[Source data]
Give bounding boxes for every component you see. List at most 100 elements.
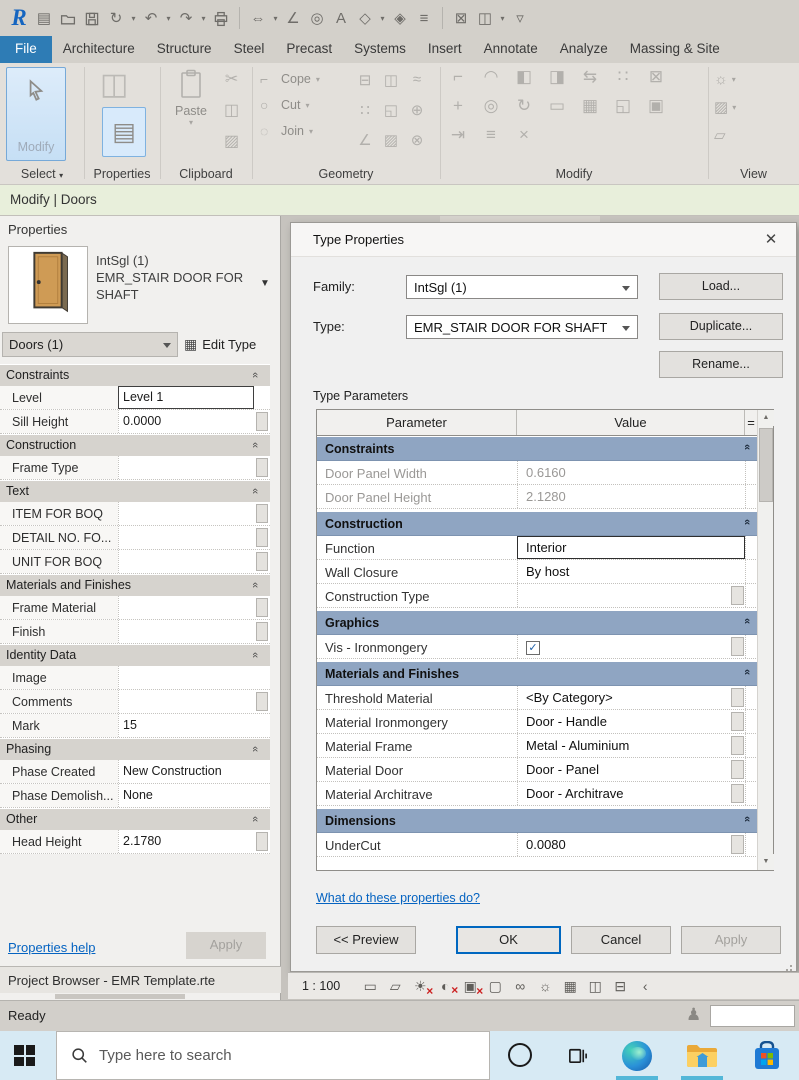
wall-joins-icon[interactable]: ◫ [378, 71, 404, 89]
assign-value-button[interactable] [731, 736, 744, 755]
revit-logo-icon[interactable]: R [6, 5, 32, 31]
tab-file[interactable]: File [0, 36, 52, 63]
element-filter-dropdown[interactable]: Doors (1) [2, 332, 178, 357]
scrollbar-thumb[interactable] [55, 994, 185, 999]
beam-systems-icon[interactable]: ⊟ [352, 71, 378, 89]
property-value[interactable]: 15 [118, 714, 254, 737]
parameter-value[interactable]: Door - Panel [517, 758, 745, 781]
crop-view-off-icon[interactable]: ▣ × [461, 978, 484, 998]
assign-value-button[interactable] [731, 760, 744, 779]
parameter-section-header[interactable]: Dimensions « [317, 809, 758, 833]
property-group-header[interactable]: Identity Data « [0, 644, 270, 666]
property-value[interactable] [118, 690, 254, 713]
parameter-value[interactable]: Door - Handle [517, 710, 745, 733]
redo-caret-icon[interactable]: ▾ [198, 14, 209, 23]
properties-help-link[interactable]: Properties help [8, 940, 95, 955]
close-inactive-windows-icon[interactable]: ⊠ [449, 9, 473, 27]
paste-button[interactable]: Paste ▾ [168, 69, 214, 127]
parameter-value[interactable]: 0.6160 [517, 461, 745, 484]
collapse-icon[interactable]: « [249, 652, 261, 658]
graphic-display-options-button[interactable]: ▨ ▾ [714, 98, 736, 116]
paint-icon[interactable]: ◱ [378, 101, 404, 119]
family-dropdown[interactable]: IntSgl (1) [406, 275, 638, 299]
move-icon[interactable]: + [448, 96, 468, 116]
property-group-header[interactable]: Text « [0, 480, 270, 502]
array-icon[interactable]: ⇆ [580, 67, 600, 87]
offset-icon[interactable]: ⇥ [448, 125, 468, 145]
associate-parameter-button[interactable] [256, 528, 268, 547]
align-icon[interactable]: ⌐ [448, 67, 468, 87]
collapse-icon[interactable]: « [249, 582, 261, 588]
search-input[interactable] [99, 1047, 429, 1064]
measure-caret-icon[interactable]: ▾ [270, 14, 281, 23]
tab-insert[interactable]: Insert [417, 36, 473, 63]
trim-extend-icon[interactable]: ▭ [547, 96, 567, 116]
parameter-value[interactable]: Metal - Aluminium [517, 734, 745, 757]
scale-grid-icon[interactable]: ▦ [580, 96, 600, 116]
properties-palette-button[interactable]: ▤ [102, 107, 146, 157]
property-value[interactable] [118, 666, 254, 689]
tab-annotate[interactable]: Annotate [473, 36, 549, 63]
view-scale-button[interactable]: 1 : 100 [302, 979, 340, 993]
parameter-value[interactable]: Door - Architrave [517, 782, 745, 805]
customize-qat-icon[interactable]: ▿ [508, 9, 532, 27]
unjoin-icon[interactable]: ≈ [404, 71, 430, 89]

▸ **What needs to be done**: Revise the records by replacing "property-value" with "property-field" wherever it occurs, keeping everything else unchanged, and leave out the pictures.

▸ **Written solution**:
Give bounding boxes for every component you see. List at most 100 elements.
wall-joins-icon[interactable]: ◫ [378, 71, 404, 89]
assign-value-button[interactable] [731, 736, 744, 755]
revit-logo-icon[interactable]: R [6, 5, 32, 31]
tab-file[interactable]: File [0, 36, 52, 63]
element-filter-dropdown[interactable]: Doors (1) [2, 332, 178, 357]
scrollbar-thumb[interactable] [55, 994, 185, 999]
beam-systems-icon[interactable]: ⊟ [352, 71, 378, 89]
property-field[interactable]: 15 [118, 714, 254, 737]
parameter-value[interactable]: Door - Panel [517, 758, 745, 781]
crop-view-off-icon[interactable]: ▣ × [461, 978, 484, 998]
assign-value-button[interactable] [731, 760, 744, 779]
parameter-section-header[interactable]: Dimensions « [317, 809, 758, 833]
property-group-header[interactable]: Identity Data « [0, 644, 270, 666]
property-field[interactable] [118, 690, 254, 713]
parameter-value[interactable]: Door - Handle [517, 710, 745, 733]
redo-caret-icon[interactable]: ▾ [198, 14, 209, 23]
properties-help-link[interactable]: Properties help [8, 940, 95, 955]
close-inactive-windows-icon[interactable]: ⊠ [449, 9, 473, 27]
paste-button[interactable]: Paste ▾ [168, 69, 214, 127]
parameter-value[interactable]: 0.6160 [517, 461, 745, 484]
collapse-icon[interactable]: « [249, 652, 261, 658]
graphic-display-options-button[interactable]: ▨ ▾ [714, 98, 736, 116]
paint-icon[interactable]: ◱ [378, 101, 404, 119]
family-dropdown[interactable]: IntSgl (1) [406, 275, 638, 299]
move-icon[interactable]: + [448, 96, 468, 116]
property-group-header[interactable]: Text « [0, 480, 270, 502]
array-icon[interactable]: ⇆ [580, 67, 600, 87]
offset-icon[interactable]: ⇥ [448, 125, 468, 145]
associate-parameter-button[interactable] [256, 528, 268, 547]
align-icon[interactable]: ⌐ [448, 67, 468, 87]
collapse-icon[interactable]: « [249, 582, 261, 588]
search-input[interactable] [99, 1047, 429, 1064]
measure-caret-icon[interactable]: ▾ [270, 14, 281, 23]
tab-insert[interactable]: Insert [417, 36, 473, 63]
trim-extend-icon[interactable]: ▭ [547, 96, 567, 116]
parameter-value[interactable]: Metal - Aluminium [517, 734, 745, 757]
scale-grid-icon[interactable]: ▦ [580, 96, 600, 116]
properties-palette-button[interactable]: ▤ [102, 107, 146, 157]
property-field[interactable] [118, 666, 254, 689]
tab-annotate[interactable]: Annotate [473, 36, 549, 63]
view-scale-button[interactable]: 1 : 100 [302, 979, 340, 993]
parameter-value[interactable]: Door - Architrave [517, 782, 745, 805]
customize-qat-icon[interactable]: ▿ [508, 9, 532, 27]
unjoin-icon[interactable]: ≈ [404, 71, 430, 89]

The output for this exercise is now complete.